What is required: Go through the listing below and gather every line with the word "effetti".

Data items
□ □ □ □

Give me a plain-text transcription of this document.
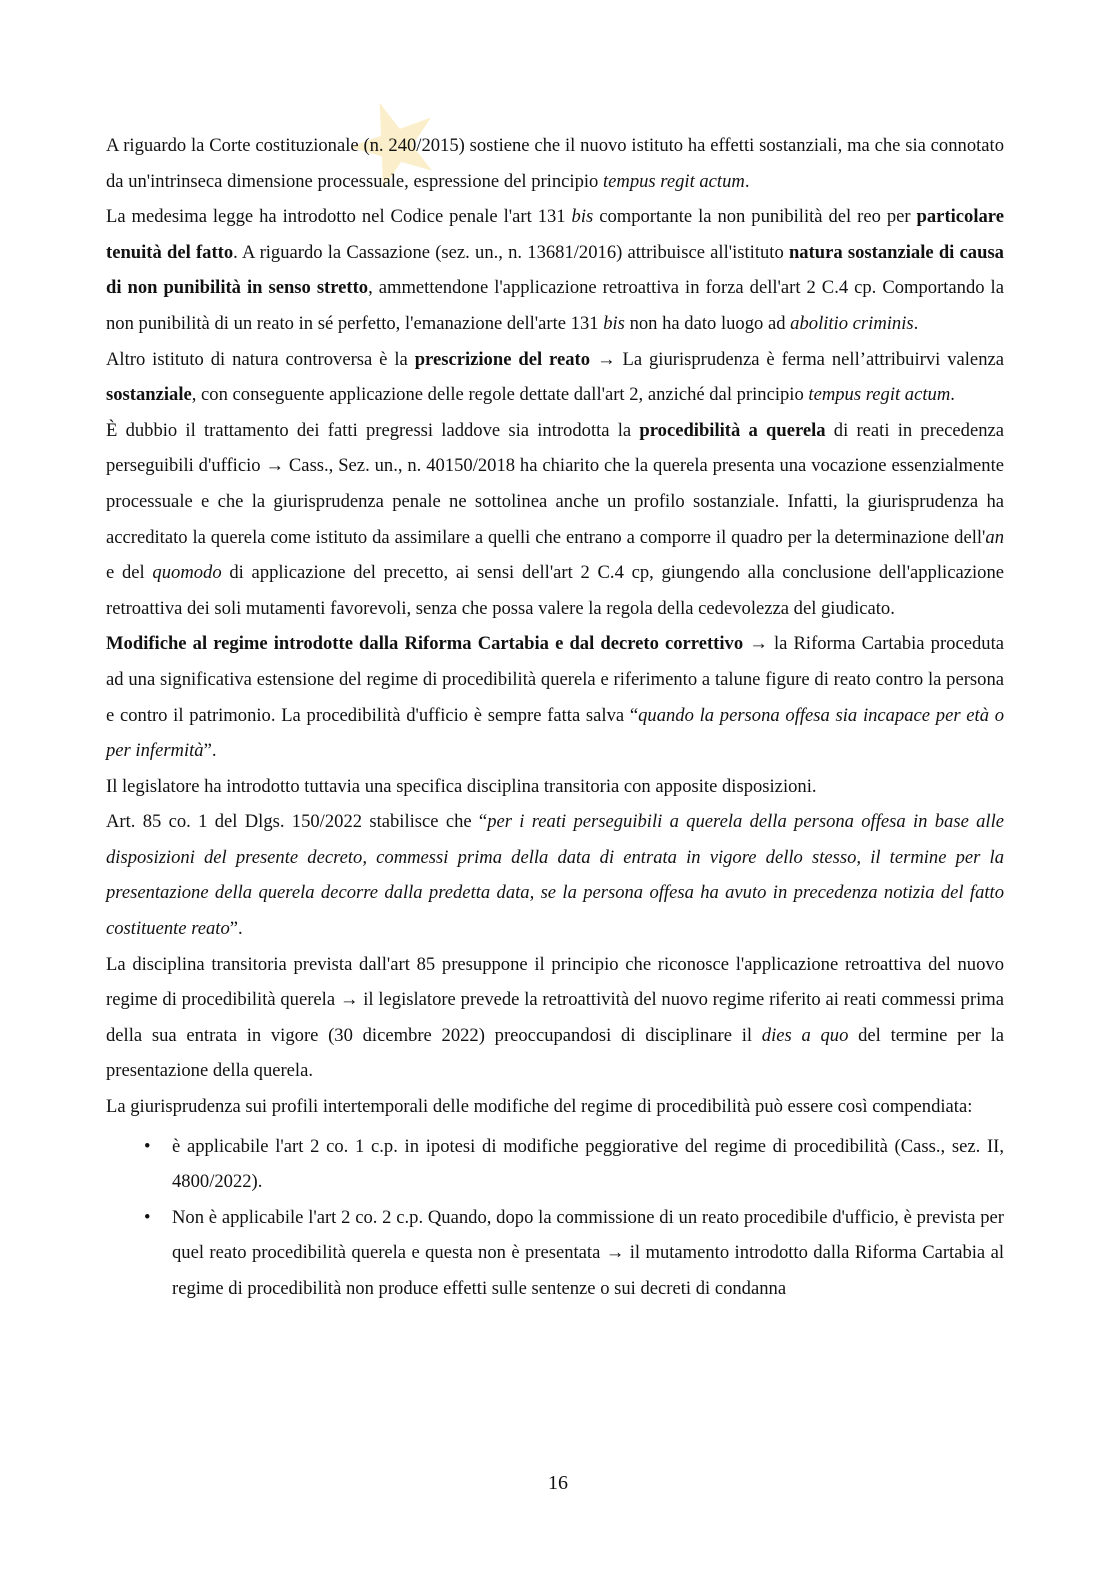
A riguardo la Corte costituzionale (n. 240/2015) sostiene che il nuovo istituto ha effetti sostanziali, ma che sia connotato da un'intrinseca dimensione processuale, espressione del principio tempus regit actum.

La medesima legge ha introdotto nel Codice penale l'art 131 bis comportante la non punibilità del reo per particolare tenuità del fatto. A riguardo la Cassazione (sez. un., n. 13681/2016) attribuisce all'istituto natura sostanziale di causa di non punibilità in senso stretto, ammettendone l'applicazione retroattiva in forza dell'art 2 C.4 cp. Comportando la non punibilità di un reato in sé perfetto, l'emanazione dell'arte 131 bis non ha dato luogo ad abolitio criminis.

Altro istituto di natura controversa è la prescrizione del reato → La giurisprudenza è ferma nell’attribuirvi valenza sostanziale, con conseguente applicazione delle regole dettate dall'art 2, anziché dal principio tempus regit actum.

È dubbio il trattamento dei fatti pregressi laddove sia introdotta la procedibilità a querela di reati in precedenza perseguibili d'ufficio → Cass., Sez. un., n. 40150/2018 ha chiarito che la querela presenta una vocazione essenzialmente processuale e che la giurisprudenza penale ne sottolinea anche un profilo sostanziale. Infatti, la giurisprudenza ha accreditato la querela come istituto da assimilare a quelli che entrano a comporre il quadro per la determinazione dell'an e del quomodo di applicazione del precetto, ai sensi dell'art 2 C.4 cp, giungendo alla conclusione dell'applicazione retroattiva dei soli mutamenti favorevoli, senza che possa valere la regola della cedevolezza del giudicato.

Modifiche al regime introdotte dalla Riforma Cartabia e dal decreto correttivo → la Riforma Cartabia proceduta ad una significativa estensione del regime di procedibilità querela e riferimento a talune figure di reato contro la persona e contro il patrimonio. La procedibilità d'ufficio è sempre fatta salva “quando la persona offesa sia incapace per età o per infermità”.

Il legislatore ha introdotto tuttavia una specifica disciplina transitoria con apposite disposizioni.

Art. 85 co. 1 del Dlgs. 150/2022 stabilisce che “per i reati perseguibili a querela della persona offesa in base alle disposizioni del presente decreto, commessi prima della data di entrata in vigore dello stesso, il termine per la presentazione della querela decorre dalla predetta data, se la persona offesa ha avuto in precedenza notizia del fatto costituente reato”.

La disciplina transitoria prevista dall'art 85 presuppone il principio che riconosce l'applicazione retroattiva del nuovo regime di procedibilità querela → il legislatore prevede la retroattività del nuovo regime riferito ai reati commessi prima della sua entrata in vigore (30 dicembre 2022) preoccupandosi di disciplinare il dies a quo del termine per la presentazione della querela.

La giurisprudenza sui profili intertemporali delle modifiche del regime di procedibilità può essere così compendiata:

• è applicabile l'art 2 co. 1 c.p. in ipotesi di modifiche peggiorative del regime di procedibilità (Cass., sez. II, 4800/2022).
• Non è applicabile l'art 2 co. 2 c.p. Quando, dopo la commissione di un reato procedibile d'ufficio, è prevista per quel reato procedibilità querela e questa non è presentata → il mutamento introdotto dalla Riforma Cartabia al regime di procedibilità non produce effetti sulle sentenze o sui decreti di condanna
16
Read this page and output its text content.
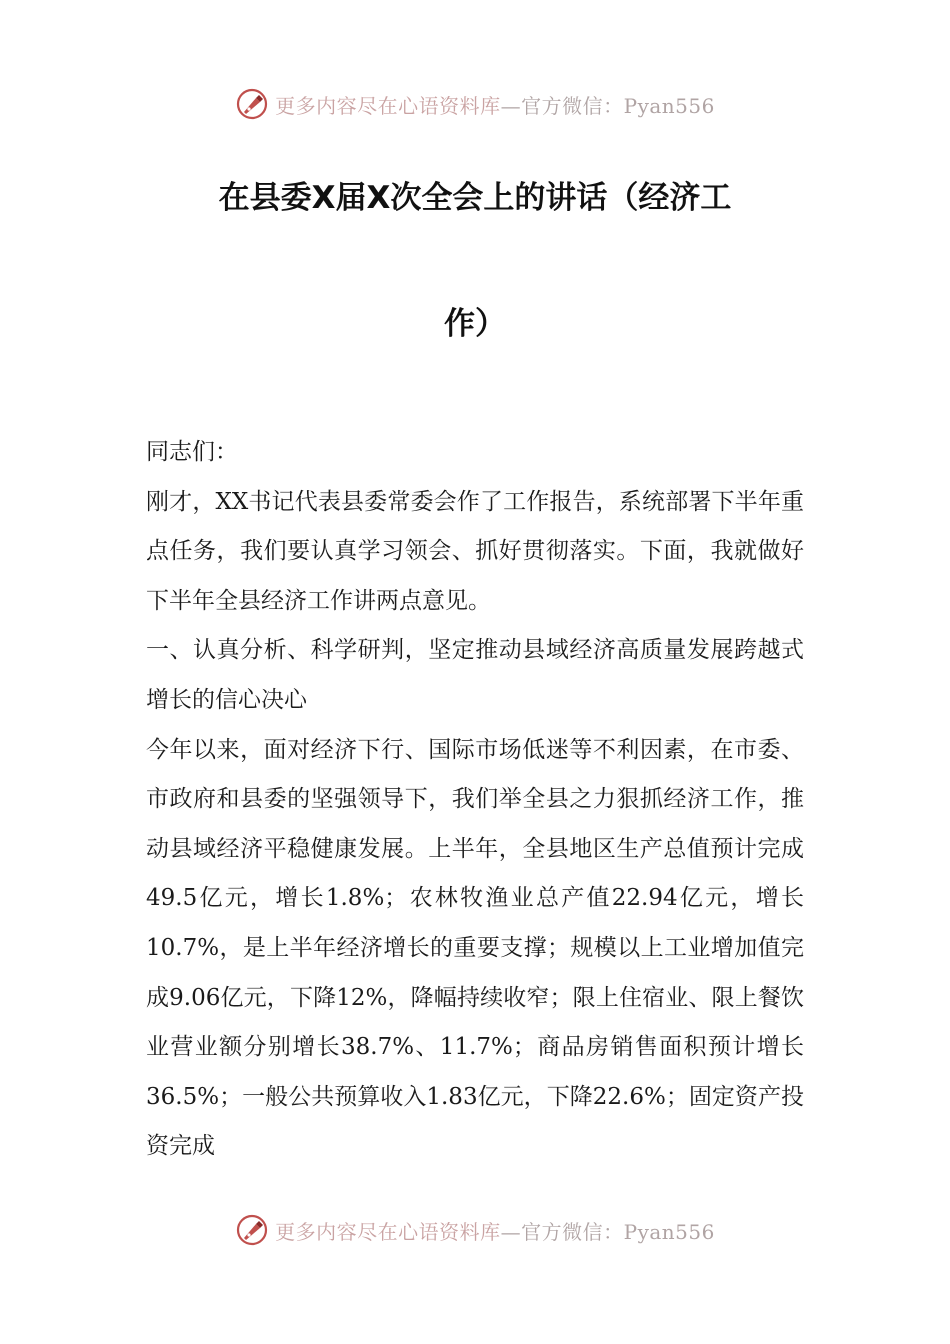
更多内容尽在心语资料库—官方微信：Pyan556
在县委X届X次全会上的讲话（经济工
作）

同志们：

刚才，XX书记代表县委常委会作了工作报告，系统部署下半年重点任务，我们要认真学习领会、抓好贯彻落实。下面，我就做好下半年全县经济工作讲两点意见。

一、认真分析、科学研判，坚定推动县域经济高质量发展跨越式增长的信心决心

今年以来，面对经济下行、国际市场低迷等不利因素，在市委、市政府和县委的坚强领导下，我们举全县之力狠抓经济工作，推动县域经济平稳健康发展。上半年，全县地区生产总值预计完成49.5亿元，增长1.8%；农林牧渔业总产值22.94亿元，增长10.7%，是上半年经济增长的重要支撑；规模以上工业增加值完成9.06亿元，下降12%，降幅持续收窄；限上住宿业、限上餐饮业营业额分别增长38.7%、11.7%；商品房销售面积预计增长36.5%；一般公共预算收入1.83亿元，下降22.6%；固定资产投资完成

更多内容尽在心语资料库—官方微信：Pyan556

□ □ □ □

Answer for this exercise:
A riguardo la Corte costituzionale (n. 240/2015) sostiene che il nuovo istituto ha effetti sostanziali, ma che sia connotato da un'intrinseca dimensione processuale, espressione del principio tempus regit actum.
• Non è applicabile l'art 2 co. 2 c.p. Quando, dopo la commissione di un reato procedibile d'ufficio, è prevista per quel reato procedibilità querela e questa non è presentata → il mutamento introdotto dalla Riforma Cartabia al regime di procedibilità non produce effetti sulle sentenze o sui decreti di condanna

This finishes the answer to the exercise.